## RECORDS FOR THIS TASK
↓↓↓
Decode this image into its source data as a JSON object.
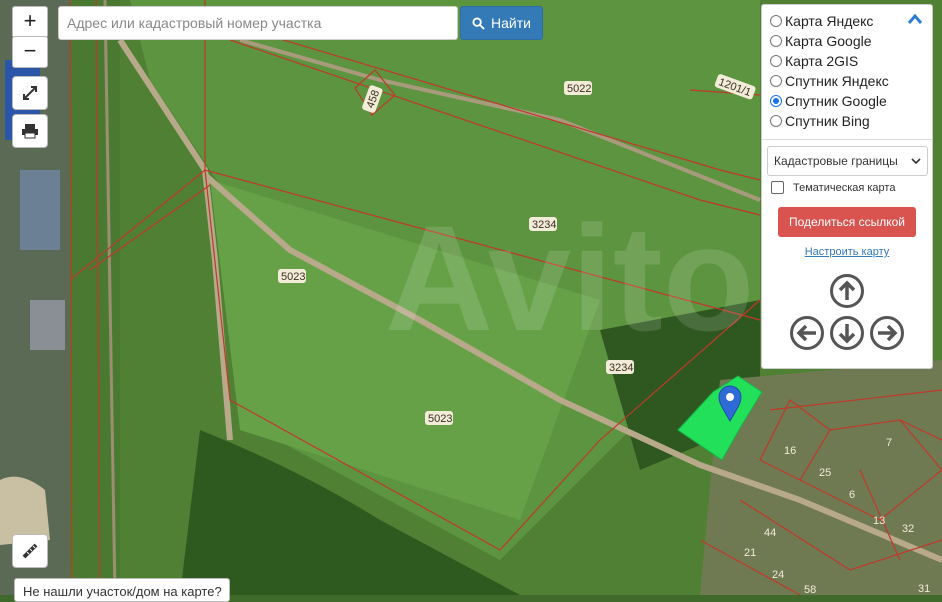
{
  "search": {
    "placeholder": "Адрес или кадастровый номер участка",
    "button_label": "Найти"
  },
  "zoom": {
    "in_label": "+",
    "out_label": "−"
  },
  "layers": [
    {
      "label": "Карта Яндекс",
      "selected": false
    },
    {
      "label": "Карта Google",
      "selected": false
    },
    {
      "label": "Карта 2GIS",
      "selected": false
    },
    {
      "label": "Спутник Яндекс",
      "selected": false
    },
    {
      "label": "Спутник Google",
      "selected": true
    },
    {
      "label": "Спутник Bing",
      "selected": false
    }
  ],
  "boundary_select": {
    "value": "Кадастровые границы"
  },
  "thematic": {
    "label": "Тематическая карта",
    "checked": false
  },
  "share_button": "Поделиться ссылкой",
  "setup_link": "Настроить карту",
  "not_found": "Не нашли участок/дом на карте?",
  "parcel_labels": {
    "p5022": "5022",
    "p458": "458",
    "p1201": "1201/1",
    "p3234a": "3234",
    "p5023a": "5023",
    "p3234b": "3234",
    "p5023b": "5023",
    "h16": "16",
    "h25": "25",
    "h6": "6",
    "h13": "13",
    "h7": "7",
    "h32": "32",
    "h44": "44",
    "h21": "21",
    "h24": "24",
    "h58": "58",
    "h31": "31"
  },
  "watermark": "Avito",
  "colors": {
    "accent": "#337ab7",
    "share": "#d9534f",
    "parcel_highlight": "#22e05a",
    "boundary": "#c0392b",
    "marker": "#2f6bd6"
  }
}
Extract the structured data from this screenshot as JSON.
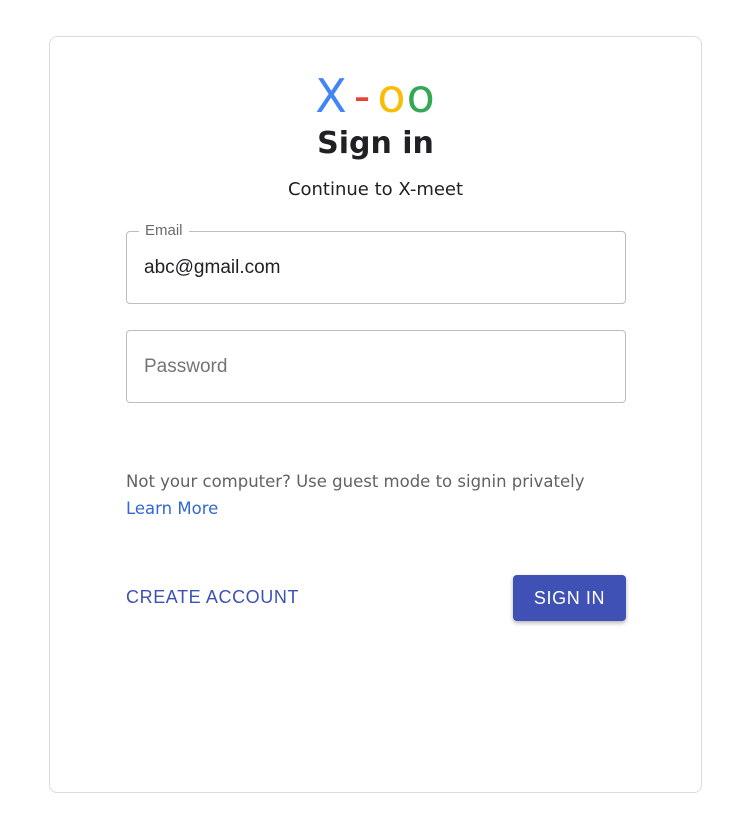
{
  "logo": {
    "x": "X",
    "dash": "-",
    "o1": "o",
    "o2": "o",
    "colors": {
      "x": "#4285f4",
      "dash": "#ea4335",
      "o1": "#fbbc05",
      "o2": "#34a853"
    }
  },
  "header": {
    "title": "Sign in",
    "subtitle": "Continue to X-meet"
  },
  "form": {
    "email": {
      "label": "Email",
      "value": "abc@gmail.com"
    },
    "password": {
      "placeholder": "Password",
      "value": ""
    }
  },
  "notice": {
    "text": "Not your computer? Use guest mode to signin privately",
    "link_label": "Learn More"
  },
  "actions": {
    "create_account_label": "CREATE ACCOUNT",
    "sign_in_label": "SIGN IN"
  },
  "colors": {
    "primary": "#3f51b5",
    "link": "#3367d6",
    "border": "#dadce0"
  }
}
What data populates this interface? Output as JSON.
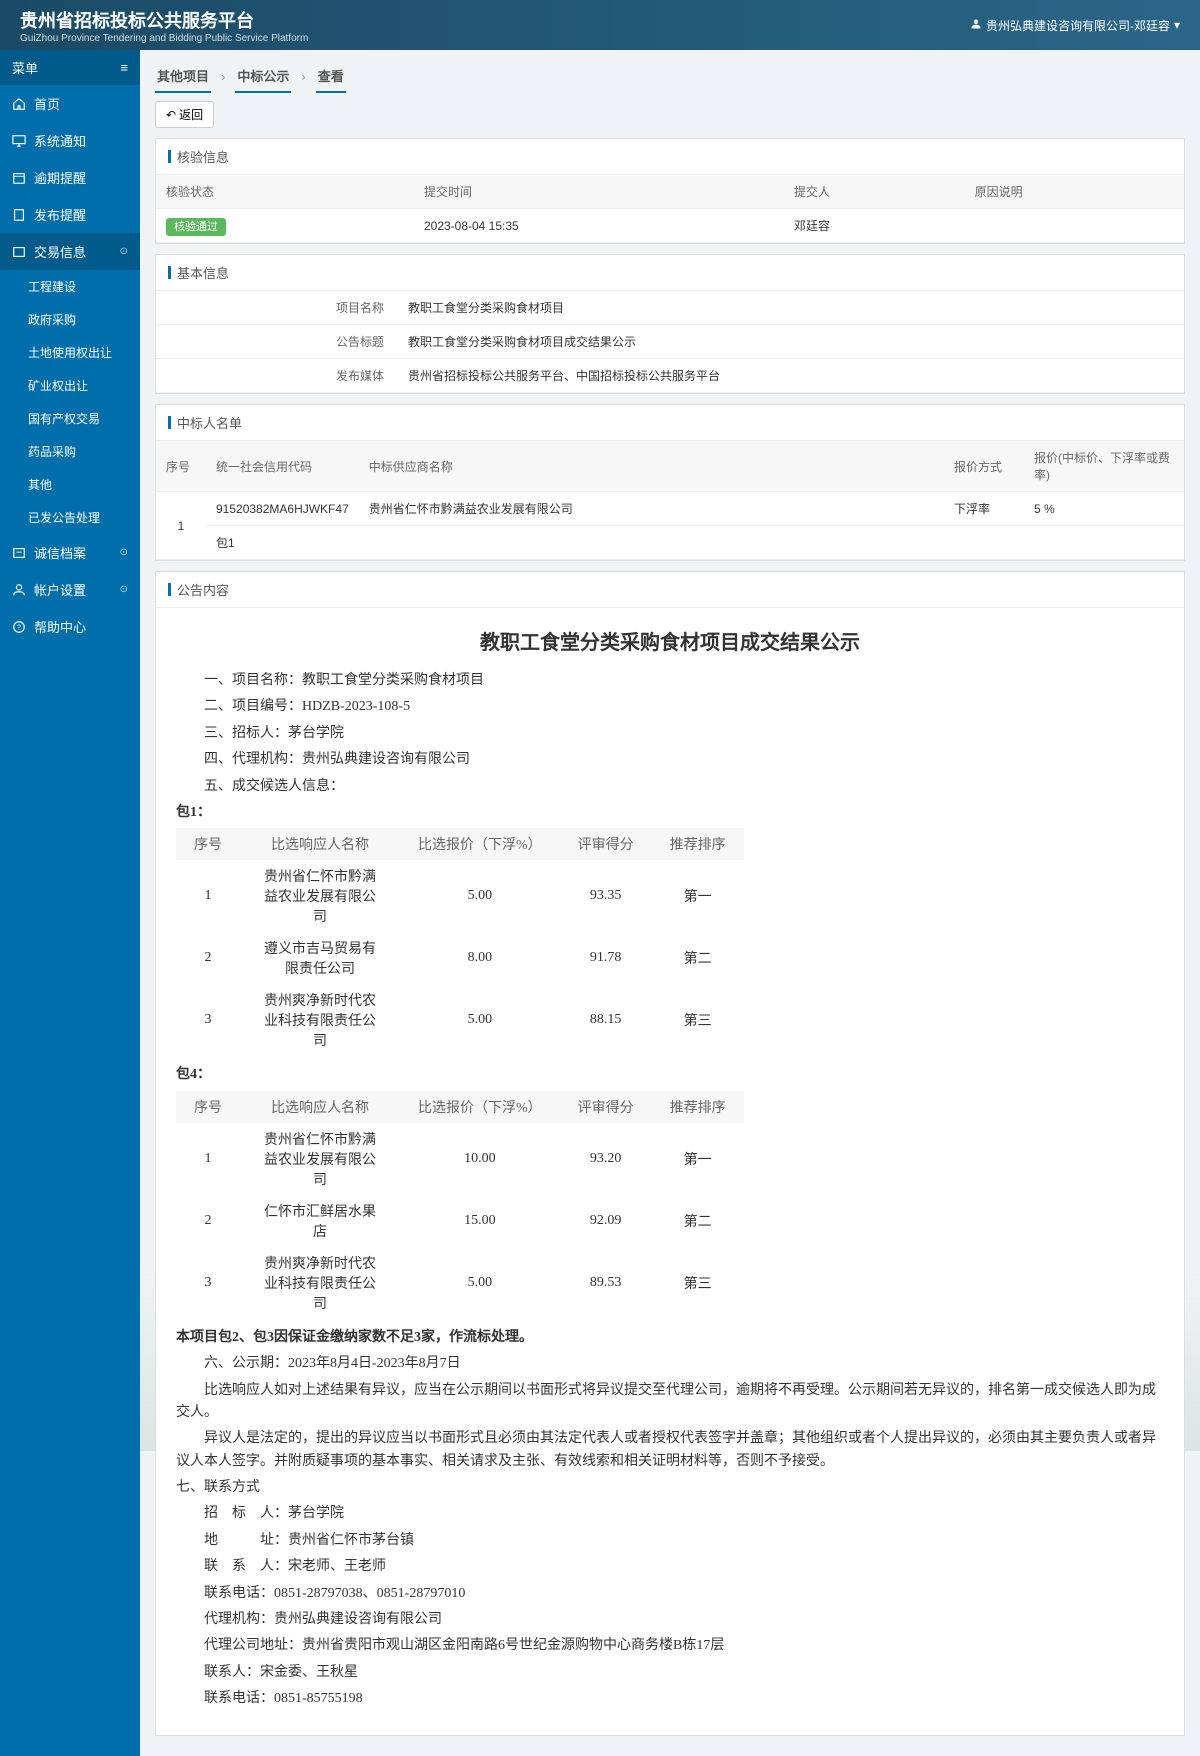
{
  "header": {
    "title": "贵州省招标投标公共服务平台",
    "subtitle": "GuiZhou Province Tendering and Bidding Public Service Platform",
    "user": "贵州弘典建设咨询有限公司-邓廷容"
  },
  "sidebar": {
    "menuLabel": "菜单",
    "items": [
      {
        "label": "首页"
      },
      {
        "label": "系统通知"
      },
      {
        "label": "逾期提醒"
      },
      {
        "label": "发布提醒"
      },
      {
        "label": "交易信息"
      },
      {
        "label": "诚信档案"
      },
      {
        "label": "帐户设置"
      },
      {
        "label": "帮助中心"
      }
    ],
    "sub": [
      "工程建设",
      "政府采购",
      "土地使用权出让",
      "矿业权出让",
      "国有产权交易",
      "药品采购",
      "其他",
      "已发公告处理"
    ]
  },
  "breadcrumb": [
    "其他项目",
    "中标公示",
    "查看"
  ],
  "backLabel": "返回",
  "panel1": {
    "title": "核验信息",
    "headers": [
      "核验状态",
      "提交时间",
      "提交人",
      "原因说明"
    ],
    "row": {
      "status": "核验通过",
      "time": "2023-08-04 15:35",
      "person": "邓廷容",
      "reason": ""
    }
  },
  "panel2": {
    "title": "基本信息",
    "rows": [
      {
        "label": "项目名称",
        "value": "教职工食堂分类采购食材项目"
      },
      {
        "label": "公告标题",
        "value": "教职工食堂分类采购食材项目成交结果公示"
      },
      {
        "label": "发布媒体",
        "value": "贵州省招标投标公共服务平台、中国招标投标公共服务平台"
      }
    ]
  },
  "panel3": {
    "title": "中标人名单",
    "headers": [
      "序号",
      "统一社会信用代码",
      "中标供应商名称",
      "报价方式",
      "报价(中标价、下浮率或费率)"
    ],
    "row": {
      "no": "1",
      "code": "91520382MA6HJWKF47",
      "name": "贵州省仁怀市黔满益农业发展有限公司",
      "method": "下浮率",
      "price": "5 %",
      "pkg": "包1"
    }
  },
  "content": {
    "panelTitle": "公告内容",
    "title": "教职工食堂分类采购食材项目成交结果公示",
    "lines1": [
      "一、项目名称：教职工食堂分类采购食材项目",
      "二、项目编号：HDZB-2023-108-5",
      "三、招标人：茅台学院",
      "四、代理机构：贵州弘典建设咨询有限公司",
      "五、成交候选人信息："
    ],
    "pkg1": {
      "label": "包1：",
      "headers": [
        "序号",
        "比选响应人名称",
        "比选报价（下浮%）",
        "评审得分",
        "推荐排序"
      ],
      "rows": [
        {
          "no": "1",
          "name": "贵州省仁怀市黔满益农业发展有限公司",
          "price": "5.00",
          "score": "93.35",
          "rank": "第一"
        },
        {
          "no": "2",
          "name": "遵义市吉马贸易有限责任公司",
          "price": "8.00",
          "score": "91.78",
          "rank": "第二"
        },
        {
          "no": "3",
          "name": "贵州爽净新时代农业科技有限责任公司",
          "price": "5.00",
          "score": "88.15",
          "rank": "第三"
        }
      ]
    },
    "pkg4": {
      "label": "包4：",
      "headers": [
        "序号",
        "比选响应人名称",
        "比选报价（下浮%）",
        "评审得分",
        "推荐排序"
      ],
      "rows": [
        {
          "no": "1",
          "name": "贵州省仁怀市黔满益农业发展有限公司",
          "price": "10.00",
          "score": "93.20",
          "rank": "第一"
        },
        {
          "no": "2",
          "name": "仁怀市汇鲜居水果店",
          "price": "15.00",
          "score": "92.09",
          "rank": "第二"
        },
        {
          "no": "3",
          "name": "贵州爽净新时代农业科技有限责任公司",
          "price": "5.00",
          "score": "89.53",
          "rank": "第三"
        }
      ]
    },
    "note": "本项目包2、包3因保证金缴纳家数不足3家，作流标处理。",
    "line6": "六、公示期：2023年8月4日-2023年8月7日",
    "para1": "比选响应人如对上述结果有异议，应当在公示期间以书面形式将异议提交至代理公司，逾期将不再受理。公示期间若无异议的，排名第一成交候选人即为成交人。",
    "para2": "异议人是法定的，提出的异议应当以书面形式且必须由其法定代表人或者授权代表签字并盖章；其他组织或者个人提出异议的，必须由其主要负责人或者异议人本人签字。并附质疑事项的基本事实、相关请求及主张、有效线索和相关证明材料等，否则不予接受。",
    "line7": "七、联系方式",
    "contacts": [
      "招　标　人：茅台学院",
      "地　　　址：贵州省仁怀市茅台镇",
      "联　系　人：宋老师、王老师",
      "联系电话：0851-28797038、0851-28797010",
      "代理机构：贵州弘典建设咨询有限公司",
      "代理公司地址：贵州省贵阳市观山湖区金阳南路6号世纪金源购物中心商务楼B栋17层",
      "联系人：宋金委、王秋星",
      "联系电话：0851-85755198"
    ]
  }
}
↑↑↑
Identify and copy all lines with the word "贵州弘典建设咨询有限公司".

## OUTPUT FOR THIS EXERCISE
    "user": "贵州弘典建设咨询有限公司-邓廷容"
      "四、代理机构：贵州弘典建设咨询有限公司",
      "代理机构：贵州弘典建设咨询有限公司",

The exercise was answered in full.